Work instructions: Filter the entries below, keeping every line that has the word "caption".

(Dataset rows about figures)
+++++
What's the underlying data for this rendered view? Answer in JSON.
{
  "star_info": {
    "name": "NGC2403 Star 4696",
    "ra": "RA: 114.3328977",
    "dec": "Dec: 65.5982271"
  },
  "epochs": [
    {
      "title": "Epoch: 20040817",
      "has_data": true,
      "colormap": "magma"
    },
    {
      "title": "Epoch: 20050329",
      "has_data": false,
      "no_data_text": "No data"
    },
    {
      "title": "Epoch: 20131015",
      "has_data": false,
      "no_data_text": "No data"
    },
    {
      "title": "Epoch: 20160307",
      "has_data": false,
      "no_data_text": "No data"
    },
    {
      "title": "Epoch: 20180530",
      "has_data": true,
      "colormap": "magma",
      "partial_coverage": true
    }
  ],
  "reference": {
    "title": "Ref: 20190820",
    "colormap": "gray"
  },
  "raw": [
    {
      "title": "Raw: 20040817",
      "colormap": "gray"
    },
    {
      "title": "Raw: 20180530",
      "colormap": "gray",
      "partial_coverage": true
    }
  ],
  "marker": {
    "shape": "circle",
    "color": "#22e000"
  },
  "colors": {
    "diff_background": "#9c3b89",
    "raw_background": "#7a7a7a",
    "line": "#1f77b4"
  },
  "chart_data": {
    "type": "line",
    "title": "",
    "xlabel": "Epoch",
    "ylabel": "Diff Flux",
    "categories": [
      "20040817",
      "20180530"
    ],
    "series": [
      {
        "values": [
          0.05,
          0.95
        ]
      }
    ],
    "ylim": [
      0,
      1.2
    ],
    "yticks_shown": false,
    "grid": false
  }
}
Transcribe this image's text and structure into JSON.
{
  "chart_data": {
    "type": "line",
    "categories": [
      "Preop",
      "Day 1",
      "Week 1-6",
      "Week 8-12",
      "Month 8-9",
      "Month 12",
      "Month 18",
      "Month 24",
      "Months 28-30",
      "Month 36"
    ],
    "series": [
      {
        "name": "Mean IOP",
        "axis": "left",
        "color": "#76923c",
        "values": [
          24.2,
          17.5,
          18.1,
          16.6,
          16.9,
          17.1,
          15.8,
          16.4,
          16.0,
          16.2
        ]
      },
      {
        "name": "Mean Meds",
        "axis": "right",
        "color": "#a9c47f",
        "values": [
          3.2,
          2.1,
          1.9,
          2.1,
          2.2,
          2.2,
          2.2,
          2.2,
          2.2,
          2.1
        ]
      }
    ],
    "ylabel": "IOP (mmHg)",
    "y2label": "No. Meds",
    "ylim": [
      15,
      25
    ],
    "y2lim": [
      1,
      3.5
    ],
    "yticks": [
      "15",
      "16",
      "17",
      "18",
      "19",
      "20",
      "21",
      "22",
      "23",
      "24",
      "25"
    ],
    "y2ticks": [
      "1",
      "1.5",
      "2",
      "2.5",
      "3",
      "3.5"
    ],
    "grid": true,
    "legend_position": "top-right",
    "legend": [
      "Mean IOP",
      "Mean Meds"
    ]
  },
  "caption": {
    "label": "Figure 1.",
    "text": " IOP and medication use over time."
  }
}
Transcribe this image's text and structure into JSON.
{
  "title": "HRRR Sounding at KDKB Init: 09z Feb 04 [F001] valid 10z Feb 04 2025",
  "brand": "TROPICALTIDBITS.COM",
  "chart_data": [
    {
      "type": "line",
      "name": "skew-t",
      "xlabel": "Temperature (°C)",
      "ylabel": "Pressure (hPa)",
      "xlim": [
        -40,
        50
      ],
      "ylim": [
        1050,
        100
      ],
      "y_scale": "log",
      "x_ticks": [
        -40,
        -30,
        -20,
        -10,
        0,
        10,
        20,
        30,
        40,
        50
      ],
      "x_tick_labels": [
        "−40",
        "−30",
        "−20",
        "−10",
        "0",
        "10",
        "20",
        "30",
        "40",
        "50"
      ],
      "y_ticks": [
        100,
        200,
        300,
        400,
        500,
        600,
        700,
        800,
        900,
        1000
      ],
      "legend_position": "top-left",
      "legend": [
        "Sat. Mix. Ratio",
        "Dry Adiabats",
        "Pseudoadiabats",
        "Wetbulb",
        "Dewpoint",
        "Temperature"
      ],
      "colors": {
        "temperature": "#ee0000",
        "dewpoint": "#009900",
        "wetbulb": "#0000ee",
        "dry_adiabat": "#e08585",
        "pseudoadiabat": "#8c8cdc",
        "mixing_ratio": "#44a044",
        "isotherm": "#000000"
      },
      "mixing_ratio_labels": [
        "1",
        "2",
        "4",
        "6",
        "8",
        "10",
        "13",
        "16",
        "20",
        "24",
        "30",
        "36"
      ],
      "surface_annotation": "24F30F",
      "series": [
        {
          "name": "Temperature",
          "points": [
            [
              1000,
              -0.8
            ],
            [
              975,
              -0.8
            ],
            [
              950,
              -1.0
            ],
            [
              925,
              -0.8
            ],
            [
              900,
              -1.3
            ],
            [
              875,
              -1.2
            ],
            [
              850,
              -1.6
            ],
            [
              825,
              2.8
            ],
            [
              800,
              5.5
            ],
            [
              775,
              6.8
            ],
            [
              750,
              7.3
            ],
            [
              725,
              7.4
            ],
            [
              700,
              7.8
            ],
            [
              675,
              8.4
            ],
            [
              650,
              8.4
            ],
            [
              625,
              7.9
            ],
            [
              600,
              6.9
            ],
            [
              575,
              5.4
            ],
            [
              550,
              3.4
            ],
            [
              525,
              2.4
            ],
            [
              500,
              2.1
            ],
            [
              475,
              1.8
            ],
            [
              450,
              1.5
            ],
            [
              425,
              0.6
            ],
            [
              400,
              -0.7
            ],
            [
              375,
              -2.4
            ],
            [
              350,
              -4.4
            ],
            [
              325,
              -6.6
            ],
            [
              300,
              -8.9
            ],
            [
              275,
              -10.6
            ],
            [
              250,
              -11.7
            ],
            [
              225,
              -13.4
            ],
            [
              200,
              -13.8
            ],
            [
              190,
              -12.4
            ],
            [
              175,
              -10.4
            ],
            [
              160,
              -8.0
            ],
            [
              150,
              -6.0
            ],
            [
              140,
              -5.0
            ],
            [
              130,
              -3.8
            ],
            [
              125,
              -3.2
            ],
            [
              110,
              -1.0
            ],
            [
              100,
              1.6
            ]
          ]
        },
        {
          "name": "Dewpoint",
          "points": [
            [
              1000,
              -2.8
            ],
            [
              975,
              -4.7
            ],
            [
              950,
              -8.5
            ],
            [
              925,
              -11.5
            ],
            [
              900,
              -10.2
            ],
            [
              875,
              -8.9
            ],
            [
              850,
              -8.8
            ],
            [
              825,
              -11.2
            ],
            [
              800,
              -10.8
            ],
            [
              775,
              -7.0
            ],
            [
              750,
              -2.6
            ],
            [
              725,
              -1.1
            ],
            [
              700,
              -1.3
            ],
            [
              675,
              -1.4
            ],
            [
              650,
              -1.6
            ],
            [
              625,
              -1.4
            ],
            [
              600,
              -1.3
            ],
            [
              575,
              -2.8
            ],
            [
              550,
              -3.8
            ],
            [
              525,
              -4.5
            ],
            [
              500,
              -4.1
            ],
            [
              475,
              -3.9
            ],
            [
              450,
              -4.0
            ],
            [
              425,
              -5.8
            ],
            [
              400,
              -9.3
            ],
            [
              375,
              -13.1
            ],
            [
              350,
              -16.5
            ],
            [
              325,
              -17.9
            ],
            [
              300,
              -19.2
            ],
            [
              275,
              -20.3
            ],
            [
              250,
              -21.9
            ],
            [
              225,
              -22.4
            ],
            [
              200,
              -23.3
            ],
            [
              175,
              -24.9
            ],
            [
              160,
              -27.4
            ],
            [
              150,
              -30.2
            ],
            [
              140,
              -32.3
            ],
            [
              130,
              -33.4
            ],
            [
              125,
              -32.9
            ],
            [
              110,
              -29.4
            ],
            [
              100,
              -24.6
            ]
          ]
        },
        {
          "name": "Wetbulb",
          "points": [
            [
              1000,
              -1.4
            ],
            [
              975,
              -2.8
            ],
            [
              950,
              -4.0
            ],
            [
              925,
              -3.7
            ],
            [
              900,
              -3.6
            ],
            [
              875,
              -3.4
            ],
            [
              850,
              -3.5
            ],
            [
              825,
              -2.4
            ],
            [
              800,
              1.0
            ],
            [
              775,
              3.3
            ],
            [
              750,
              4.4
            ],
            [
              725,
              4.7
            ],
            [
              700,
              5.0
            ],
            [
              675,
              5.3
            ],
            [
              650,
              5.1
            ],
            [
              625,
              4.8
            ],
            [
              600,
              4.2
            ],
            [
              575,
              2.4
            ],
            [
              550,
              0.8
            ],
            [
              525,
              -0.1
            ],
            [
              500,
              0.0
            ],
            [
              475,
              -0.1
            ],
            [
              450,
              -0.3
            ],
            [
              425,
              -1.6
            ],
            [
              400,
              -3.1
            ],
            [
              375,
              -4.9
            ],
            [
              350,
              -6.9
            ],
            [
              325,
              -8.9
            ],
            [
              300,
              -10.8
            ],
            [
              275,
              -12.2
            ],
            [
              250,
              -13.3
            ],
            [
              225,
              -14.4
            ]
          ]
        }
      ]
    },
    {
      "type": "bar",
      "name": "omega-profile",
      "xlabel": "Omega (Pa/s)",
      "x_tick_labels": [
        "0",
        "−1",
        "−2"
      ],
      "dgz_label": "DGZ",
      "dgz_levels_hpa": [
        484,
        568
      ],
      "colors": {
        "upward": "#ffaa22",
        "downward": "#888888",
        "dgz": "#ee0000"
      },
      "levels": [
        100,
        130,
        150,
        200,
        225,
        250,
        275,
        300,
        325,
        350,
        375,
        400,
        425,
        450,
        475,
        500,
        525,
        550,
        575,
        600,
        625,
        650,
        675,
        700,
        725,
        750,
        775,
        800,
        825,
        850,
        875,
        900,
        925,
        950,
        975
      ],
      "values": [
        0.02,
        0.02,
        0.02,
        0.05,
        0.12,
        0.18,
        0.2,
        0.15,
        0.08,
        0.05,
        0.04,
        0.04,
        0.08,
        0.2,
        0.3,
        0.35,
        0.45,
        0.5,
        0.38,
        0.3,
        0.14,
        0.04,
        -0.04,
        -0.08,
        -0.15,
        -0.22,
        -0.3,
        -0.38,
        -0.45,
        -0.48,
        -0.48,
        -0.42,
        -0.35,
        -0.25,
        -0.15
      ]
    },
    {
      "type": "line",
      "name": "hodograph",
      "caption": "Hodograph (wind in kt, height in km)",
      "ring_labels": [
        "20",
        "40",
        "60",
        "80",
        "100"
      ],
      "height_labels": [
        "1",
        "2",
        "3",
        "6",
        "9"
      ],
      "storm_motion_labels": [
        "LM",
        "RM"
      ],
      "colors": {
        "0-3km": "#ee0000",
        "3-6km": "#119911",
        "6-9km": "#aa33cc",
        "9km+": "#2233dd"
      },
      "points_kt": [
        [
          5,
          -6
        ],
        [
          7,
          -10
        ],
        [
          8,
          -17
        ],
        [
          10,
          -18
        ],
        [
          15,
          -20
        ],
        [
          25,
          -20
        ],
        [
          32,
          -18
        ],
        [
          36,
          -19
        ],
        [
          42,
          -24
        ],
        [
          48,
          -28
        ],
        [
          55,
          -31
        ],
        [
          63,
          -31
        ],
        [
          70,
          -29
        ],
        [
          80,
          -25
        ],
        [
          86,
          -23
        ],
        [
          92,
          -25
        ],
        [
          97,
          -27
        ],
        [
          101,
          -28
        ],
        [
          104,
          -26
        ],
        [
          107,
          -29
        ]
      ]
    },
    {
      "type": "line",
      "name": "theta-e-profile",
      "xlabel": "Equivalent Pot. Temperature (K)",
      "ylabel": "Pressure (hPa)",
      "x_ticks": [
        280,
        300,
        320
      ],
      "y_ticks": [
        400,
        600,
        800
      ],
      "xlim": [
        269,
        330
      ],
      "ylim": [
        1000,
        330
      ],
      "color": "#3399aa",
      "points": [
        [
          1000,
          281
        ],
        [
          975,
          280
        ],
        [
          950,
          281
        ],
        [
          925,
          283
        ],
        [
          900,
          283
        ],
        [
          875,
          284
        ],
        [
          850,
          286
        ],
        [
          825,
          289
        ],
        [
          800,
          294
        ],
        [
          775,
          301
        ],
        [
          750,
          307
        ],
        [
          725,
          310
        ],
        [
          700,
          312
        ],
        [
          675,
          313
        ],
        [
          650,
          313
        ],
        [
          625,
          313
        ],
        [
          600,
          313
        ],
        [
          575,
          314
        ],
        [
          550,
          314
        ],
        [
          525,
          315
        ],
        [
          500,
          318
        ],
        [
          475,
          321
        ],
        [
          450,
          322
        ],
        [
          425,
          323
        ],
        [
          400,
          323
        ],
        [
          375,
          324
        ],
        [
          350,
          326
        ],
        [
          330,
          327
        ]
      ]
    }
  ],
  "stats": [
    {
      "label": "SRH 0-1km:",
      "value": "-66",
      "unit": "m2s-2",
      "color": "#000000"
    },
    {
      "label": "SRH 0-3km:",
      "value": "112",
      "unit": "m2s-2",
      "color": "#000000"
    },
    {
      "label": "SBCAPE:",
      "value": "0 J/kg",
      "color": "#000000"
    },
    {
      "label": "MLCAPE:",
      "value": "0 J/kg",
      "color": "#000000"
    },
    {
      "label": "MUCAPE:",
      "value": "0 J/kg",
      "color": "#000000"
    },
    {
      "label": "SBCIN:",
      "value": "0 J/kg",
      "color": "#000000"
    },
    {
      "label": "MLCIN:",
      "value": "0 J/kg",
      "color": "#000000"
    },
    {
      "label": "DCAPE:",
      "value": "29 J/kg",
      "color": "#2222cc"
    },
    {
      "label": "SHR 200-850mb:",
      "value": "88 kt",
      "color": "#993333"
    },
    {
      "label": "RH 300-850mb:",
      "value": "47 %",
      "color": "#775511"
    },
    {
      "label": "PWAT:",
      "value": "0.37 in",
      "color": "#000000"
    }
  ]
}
+++++
Written response:
  "caption": {
      "caption": "Hodograph (wind in kt, height in km)",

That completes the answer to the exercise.